> Requirement:
Quote every line below exactly as it reads.

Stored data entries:
---
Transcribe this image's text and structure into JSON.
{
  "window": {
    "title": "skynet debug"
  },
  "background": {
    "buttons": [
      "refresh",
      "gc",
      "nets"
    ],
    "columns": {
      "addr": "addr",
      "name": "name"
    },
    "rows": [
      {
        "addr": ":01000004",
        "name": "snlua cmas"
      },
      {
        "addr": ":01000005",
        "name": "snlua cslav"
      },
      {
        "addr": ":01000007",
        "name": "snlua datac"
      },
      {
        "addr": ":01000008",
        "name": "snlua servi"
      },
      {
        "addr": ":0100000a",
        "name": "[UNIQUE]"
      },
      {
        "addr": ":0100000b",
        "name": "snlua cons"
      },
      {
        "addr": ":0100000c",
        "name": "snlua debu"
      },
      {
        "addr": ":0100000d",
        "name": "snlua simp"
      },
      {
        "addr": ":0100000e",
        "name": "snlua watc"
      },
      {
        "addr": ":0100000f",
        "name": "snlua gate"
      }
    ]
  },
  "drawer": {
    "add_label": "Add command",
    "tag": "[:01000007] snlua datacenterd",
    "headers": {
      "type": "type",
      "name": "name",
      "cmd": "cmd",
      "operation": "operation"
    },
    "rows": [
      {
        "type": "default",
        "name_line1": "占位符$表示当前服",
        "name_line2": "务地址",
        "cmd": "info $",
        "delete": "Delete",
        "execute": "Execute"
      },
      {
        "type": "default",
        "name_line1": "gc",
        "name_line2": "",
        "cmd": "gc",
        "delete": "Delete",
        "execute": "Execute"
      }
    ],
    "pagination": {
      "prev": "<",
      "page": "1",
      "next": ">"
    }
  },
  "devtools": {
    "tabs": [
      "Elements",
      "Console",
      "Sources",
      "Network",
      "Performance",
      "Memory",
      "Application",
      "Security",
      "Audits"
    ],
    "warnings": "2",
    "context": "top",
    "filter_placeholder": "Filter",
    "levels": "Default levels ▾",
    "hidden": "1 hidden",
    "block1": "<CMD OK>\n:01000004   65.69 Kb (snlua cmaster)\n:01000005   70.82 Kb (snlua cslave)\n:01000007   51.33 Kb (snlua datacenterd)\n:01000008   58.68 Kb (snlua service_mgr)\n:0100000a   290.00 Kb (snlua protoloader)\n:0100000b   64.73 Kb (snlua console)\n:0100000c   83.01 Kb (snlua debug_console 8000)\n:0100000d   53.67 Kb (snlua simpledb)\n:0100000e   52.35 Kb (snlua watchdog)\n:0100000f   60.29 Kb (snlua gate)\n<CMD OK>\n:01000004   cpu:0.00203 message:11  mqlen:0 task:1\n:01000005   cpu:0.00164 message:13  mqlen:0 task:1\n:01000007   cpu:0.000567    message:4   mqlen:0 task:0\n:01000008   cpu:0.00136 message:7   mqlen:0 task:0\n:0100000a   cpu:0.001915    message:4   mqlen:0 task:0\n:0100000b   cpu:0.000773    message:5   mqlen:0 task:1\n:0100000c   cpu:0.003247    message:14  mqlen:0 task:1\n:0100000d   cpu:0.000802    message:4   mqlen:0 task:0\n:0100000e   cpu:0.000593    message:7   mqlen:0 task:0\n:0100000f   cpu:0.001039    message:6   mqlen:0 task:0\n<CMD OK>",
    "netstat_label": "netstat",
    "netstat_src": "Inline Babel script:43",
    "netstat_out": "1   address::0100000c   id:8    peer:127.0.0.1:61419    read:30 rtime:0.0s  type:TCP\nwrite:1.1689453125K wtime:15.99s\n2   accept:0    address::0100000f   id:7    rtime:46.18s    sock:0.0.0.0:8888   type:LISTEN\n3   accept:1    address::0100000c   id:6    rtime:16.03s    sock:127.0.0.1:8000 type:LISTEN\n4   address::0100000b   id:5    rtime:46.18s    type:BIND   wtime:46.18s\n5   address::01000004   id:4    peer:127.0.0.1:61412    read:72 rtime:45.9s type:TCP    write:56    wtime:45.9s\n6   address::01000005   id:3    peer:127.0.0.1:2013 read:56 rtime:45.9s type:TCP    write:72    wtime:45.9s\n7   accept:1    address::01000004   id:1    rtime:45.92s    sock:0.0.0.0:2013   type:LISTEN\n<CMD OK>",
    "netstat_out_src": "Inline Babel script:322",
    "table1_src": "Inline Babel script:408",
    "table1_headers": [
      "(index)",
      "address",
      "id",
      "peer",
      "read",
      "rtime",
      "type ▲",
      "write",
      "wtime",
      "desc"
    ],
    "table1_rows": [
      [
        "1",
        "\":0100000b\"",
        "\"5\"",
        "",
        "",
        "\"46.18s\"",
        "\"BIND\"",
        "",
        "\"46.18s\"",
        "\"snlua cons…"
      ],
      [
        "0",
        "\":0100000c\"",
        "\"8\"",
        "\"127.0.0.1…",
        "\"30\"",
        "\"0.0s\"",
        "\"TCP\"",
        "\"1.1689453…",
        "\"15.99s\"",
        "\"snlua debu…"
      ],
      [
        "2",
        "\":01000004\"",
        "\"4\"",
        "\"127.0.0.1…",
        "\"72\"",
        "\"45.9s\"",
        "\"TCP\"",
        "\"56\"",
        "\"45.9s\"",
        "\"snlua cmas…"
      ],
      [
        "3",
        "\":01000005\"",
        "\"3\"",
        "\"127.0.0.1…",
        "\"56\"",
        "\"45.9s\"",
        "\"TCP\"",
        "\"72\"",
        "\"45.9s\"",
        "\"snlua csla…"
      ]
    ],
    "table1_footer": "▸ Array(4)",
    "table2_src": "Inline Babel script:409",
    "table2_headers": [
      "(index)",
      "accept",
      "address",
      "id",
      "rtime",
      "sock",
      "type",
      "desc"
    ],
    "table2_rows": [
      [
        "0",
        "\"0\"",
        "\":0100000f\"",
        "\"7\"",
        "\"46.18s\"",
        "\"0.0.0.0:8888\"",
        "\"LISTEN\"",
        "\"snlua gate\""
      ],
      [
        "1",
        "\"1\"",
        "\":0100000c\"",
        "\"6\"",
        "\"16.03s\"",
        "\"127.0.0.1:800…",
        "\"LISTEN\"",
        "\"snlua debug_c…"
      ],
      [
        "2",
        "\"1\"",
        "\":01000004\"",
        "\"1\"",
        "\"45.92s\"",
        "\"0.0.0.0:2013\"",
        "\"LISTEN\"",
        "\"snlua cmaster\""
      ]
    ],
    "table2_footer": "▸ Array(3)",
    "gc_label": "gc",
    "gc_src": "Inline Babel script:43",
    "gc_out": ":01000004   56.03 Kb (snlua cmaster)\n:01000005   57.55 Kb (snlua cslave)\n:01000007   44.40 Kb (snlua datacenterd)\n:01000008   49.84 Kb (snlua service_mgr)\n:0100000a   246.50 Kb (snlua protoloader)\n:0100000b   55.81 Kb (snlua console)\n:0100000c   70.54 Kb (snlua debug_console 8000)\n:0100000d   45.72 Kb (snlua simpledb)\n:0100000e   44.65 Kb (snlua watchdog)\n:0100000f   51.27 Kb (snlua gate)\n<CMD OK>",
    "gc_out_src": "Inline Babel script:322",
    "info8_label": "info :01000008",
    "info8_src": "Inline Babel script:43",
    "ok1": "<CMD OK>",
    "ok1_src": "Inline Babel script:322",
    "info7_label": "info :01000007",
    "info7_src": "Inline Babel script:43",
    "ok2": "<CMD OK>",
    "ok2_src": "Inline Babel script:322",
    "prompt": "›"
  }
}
---
> Problem solution:
Transcribe this image's text and structure into JSON.
{
  "window": {
    "title": "skynet debug"
  },
  "background": {
    "buttons": [
      "refresh",
      "gc",
      "nets"
    ],
    "columns": {
      "addr": "addr",
      "name": "name"
    },
    "rows": [
      {
        "addr": ":01000004",
        "name": "snlua cmas"
      },
      {
        "addr": ":01000005",
        "name": "snlua cslav"
      },
      {
        "addr": ":01000007",
        "name": "snlua datac"
      },
      {
        "addr": ":01000008",
        "name": "snlua servi"
      },
      {
        "addr": ":0100000a",
        "name": "[UNIQUE]"
      },
      {
        "addr": ":0100000b",
        "name": "snlua cons"
      },
      {
        "addr": ":0100000c",
        "name": "snlua debu"
      },
      {
        "addr": ":0100000d",
        "name": "snlua simp"
      },
      {
        "addr": ":0100000e",
        "name": "snlua watc"
      },
      {
        "addr": ":0100000f",
        "name": "snlua gate"
      }
    ]
  },
  "drawer": {
    "add_label": "Add command",
    "tag": "[:01000007] snlua datacenterd",
    "headers": {
      "type": "type",
      "name": "name",
      "cmd": "cmd",
      "operation": "operation"
    },
    "rows": [
      {
        "type": "default",
        "name_line1": "占位符$表示当前服",
        "name_line2": "务地址",
        "cmd": "info $",
        "delete": "Delete",
        "execute": "Execute"
      },
      {
        "type": "default",
        "name_line1": "gc",
        "name_line2": "",
        "cmd": "gc",
        "delete": "Delete",
        "execute": "Execute"
      }
    ],
    "pagination": {
      "prev": "<",
      "page": "1",
      "next": ">"
    }
  },
  "devtools": {
    "tabs": [
      "Elements",
      "Console",
      "Sources",
      "Network",
      "Performance",
      "Memory",
      "Application",
      "Security",
      "Audits"
    ],
    "warnings": "2",
    "context": "top",
    "filter_placeholder": "Filter",
    "levels": "Default levels ▾",
    "hidden": "1 hidden",
    "block1": "<CMD OK>\n:01000004   65.69 Kb (snlua cmaster)\n:01000005   70.82 Kb (snlua cslave)\n:01000007   51.33 Kb (snlua datacenterd)\n:01000008   58.68 Kb (snlua service_mgr)\n:0100000a   290.00 Kb (snlua protoloader)\n:0100000b   64.73 Kb (snlua console)\n:0100000c   83.01 Kb (snlua debug_console 8000)\n:0100000d   53.67 Kb (snlua simpledb)\n:0100000e   52.35 Kb (snlua watchdog)\n:0100000f   60.29 Kb (snlua gate)\n<CMD OK>\n:01000004   cpu:0.00203 message:11  mqlen:0 task:1\n:01000005   cpu:0.00164 message:13  mqlen:0 task:1\n:01000007   cpu:0.000567    message:4   mqlen:0 task:0\n:01000008   cpu:0.00136 message:7   mqlen:0 task:0\n:0100000a   cpu:0.001915    message:4   mqlen:0 task:0\n:0100000b   cpu:0.000773    message:5   mqlen:0 task:1\n:0100000c   cpu:0.003247    message:14  mqlen:0 task:1\n:0100000d   cpu:0.000802    message:4   mqlen:0 task:0\n:0100000e   cpu:0.000593    message:7   mqlen:0 task:0\n:0100000f   cpu:0.001039    message:6   mqlen:0 task:0\n<CMD OK>",
    "netstat_label": "netstat",
    "netstat_src": "Inline Babel script:43",
    "netstat_out": "1   address::0100000c   id:8    peer:127.0.0.1:61419    read:30 rtime:0.0s  type:TCP\nwrite:1.1689453125K wtime:15.99s\n2   accept:0    address::0100000f   id:7    rtime:46.18s    sock:0.0.0.0:8888   type:LISTEN\n3   accept:1    address::0100000c   id:6    rtime:16.03s    sock:127.0.0.1:8000 type:LISTEN\n4   address::0100000b   id:5    rtime:46.18s    type:BIND   wtime:46.18s\n5   address::01000004   id:4    peer:127.0.0.1:61412    read:72 rtime:45.9s type:TCP    write:56    wtime:45.9s\n6   address::01000005   id:3    peer:127.0.0.1:2013 read:56 rtime:45.9s type:TCP    write:72    wtime:45.9s\n7   accept:1    address::01000004   id:1    rtime:45.92s    sock:0.0.0.0:2013   type:LISTEN\n<CMD OK>",
    "netstat_out_src": "Inline Babel script:322",
    "table1_src": "Inline Babel script:408",
    "table1_headers": [
      "(index)",
      "address",
      "id",
      "peer",
      "read",
      "rtime",
      "type ▲",
      "write",
      "wtime",
      "desc"
    ],
    "table1_rows": [
      [
        "1",
        "\":0100000b\"",
        "\"5\"",
        "",
        "",
        "\"46.18s\"",
        "\"BIND\"",
        "",
        "\"46.18s\"",
        "\"snlua cons…"
      ],
      [
        "0",
        "\":0100000c\"",
        "\"8\"",
        "\"127.0.0.1…",
        "\"30\"",
        "\"0.0s\"",
        "\"TCP\"",
        "\"1.1689453…",
        "\"15.99s\"",
        "\"snlua debu…"
      ],
      [
        "2",
        "\":01000004\"",
        "\"4\"",
        "\"127.0.0.1…",
        "\"72\"",
        "\"45.9s\"",
        "\"TCP\"",
        "\"56\"",
        "\"45.9s\"",
        "\"snlua cmas…"
      ],
      [
        "3",
        "\":01000005\"",
        "\"3\"",
        "\"127.0.0.1…",
        "\"56\"",
        "\"45.9s\"",
        "\"TCP\"",
        "\"72\"",
        "\"45.9s\"",
        "\"snlua csla…"
      ]
    ],
    "table1_footer": "▸ Array(4)",
    "table2_src": "Inline Babel script:409",
    "table2_headers": [
      "(index)",
      "accept",
      "address",
      "id",
      "rtime",
      "sock",
      "type",
      "desc"
    ],
    "table2_rows": [
      [
        "0",
        "\"0\"",
        "\":0100000f\"",
        "\"7\"",
        "\"46.18s\"",
        "\"0.0.0.0:8888\"",
        "\"LISTEN\"",
        "\"snlua gate\""
      ],
      [
        "1",
        "\"1\"",
        "\":0100000c\"",
        "\"6\"",
        "\"16.03s\"",
        "\"127.0.0.1:800…",
        "\"LISTEN\"",
        "\"snlua debug_c…"
      ],
      [
        "2",
        "\"1\"",
        "\":01000004\"",
        "\"1\"",
        "\"45.92s\"",
        "\"0.0.0.0:2013\"",
        "\"LISTEN\"",
        "\"snlua cmaster\""
      ]
    ],
    "table2_footer": "▸ Array(3)",
    "gc_label": "gc",
    "gc_src": "Inline Babel script:43",
    "gc_out": ":01000004   56.03 Kb (snlua cmaster)\n:01000005   57.55 Kb (snlua cslave)\n:01000007   44.40 Kb (snlua datacenterd)\n:01000008   49.84 Kb (snlua service_mgr)\n:0100000a   246.50 Kb (snlua protoloader)\n:0100000b   55.81 Kb (snlua console)\n:0100000c   70.54 Kb (snlua debug_console 8000)\n:0100000d   45.72 Kb (snlua simpledb)\n:0100000e   44.65 Kb (snlua watchdog)\n:0100000f   51.27 Kb (snlua gate)\n<CMD OK>",
    "gc_out_src": "Inline Babel script:322",
    "info8_label": "info :01000008",
    "info8_src": "Inline Babel script:43",
    "ok1": "<CMD OK>",
    "ok1_src": "Inline Babel script:322",
    "info7_label": "info :01000007",
    "info7_src": "Inline Babel script:43",
    "ok2": "<CMD OK>",
    "ok2_src": "Inline Babel script:322",
    "prompt": "›"
  }
}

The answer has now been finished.